───── SUPPLIED RECORDS ─────

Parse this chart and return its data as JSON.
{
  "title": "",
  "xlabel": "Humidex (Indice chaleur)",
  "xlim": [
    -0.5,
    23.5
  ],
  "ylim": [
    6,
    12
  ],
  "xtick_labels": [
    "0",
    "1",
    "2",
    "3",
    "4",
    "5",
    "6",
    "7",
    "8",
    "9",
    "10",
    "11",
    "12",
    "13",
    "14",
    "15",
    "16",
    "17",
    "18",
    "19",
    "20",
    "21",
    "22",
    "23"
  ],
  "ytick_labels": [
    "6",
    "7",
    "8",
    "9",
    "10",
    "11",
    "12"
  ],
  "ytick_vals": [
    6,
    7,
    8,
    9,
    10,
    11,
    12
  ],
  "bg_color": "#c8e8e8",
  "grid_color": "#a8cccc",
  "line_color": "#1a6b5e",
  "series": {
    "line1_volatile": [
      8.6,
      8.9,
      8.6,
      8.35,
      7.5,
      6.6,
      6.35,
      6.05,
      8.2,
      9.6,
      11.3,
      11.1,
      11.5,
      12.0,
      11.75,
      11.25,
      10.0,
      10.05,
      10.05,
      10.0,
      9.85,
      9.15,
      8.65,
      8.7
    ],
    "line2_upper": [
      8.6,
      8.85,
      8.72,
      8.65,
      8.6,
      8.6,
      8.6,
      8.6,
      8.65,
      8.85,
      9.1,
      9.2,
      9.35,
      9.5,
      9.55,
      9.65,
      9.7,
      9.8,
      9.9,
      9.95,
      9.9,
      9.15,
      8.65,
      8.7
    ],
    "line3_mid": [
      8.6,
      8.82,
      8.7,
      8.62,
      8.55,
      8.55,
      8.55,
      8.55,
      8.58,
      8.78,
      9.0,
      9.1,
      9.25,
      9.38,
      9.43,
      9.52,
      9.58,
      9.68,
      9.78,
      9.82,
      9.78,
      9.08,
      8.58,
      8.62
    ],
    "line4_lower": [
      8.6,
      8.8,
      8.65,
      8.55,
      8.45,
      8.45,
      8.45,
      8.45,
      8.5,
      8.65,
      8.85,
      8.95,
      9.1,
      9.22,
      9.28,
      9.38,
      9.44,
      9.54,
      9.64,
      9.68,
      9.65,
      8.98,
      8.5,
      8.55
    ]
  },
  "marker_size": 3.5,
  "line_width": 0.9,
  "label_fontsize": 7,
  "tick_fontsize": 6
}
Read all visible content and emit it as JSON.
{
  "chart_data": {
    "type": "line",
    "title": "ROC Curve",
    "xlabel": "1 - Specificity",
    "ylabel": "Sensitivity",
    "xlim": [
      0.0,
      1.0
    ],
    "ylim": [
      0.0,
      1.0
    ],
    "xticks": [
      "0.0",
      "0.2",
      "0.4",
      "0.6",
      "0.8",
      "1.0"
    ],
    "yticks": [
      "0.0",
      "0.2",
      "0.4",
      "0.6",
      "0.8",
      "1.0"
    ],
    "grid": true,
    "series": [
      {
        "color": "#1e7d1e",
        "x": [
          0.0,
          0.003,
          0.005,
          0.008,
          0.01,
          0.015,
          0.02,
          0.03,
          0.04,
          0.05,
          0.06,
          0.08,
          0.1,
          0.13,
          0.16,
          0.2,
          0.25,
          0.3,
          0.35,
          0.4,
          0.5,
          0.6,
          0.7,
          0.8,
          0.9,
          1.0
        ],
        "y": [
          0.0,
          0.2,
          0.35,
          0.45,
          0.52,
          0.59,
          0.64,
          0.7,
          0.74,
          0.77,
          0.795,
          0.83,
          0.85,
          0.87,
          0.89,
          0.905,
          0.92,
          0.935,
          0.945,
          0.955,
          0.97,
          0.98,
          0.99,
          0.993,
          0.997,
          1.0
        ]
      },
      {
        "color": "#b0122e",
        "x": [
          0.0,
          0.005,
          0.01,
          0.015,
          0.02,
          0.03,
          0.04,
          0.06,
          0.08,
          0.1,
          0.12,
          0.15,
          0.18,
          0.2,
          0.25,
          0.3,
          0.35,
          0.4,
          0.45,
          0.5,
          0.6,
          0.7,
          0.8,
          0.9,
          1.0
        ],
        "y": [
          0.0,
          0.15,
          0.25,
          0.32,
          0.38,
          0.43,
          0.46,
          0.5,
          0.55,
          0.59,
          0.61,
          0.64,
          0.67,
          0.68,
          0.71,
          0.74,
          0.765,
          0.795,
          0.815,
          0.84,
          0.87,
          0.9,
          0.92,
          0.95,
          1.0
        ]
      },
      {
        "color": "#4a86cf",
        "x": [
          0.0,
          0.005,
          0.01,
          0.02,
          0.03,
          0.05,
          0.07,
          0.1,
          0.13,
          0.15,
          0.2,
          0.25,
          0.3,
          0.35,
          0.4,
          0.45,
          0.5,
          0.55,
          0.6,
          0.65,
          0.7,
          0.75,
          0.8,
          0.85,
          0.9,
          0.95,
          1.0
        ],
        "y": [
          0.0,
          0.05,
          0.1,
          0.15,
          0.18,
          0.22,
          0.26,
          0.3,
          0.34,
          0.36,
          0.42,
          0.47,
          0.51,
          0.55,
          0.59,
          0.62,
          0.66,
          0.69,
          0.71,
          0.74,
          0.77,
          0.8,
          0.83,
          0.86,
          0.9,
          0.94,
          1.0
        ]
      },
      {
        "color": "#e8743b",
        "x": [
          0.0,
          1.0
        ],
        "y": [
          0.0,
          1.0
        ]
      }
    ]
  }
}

─────

▶ **AIM OF THE TASK**:
Copy every line of the records above that holds the word "JSON".

▶ **CORRECT RESPONSE**:
Parse this chart and return its data as JSON.
Read all visible content and emit it as JSON.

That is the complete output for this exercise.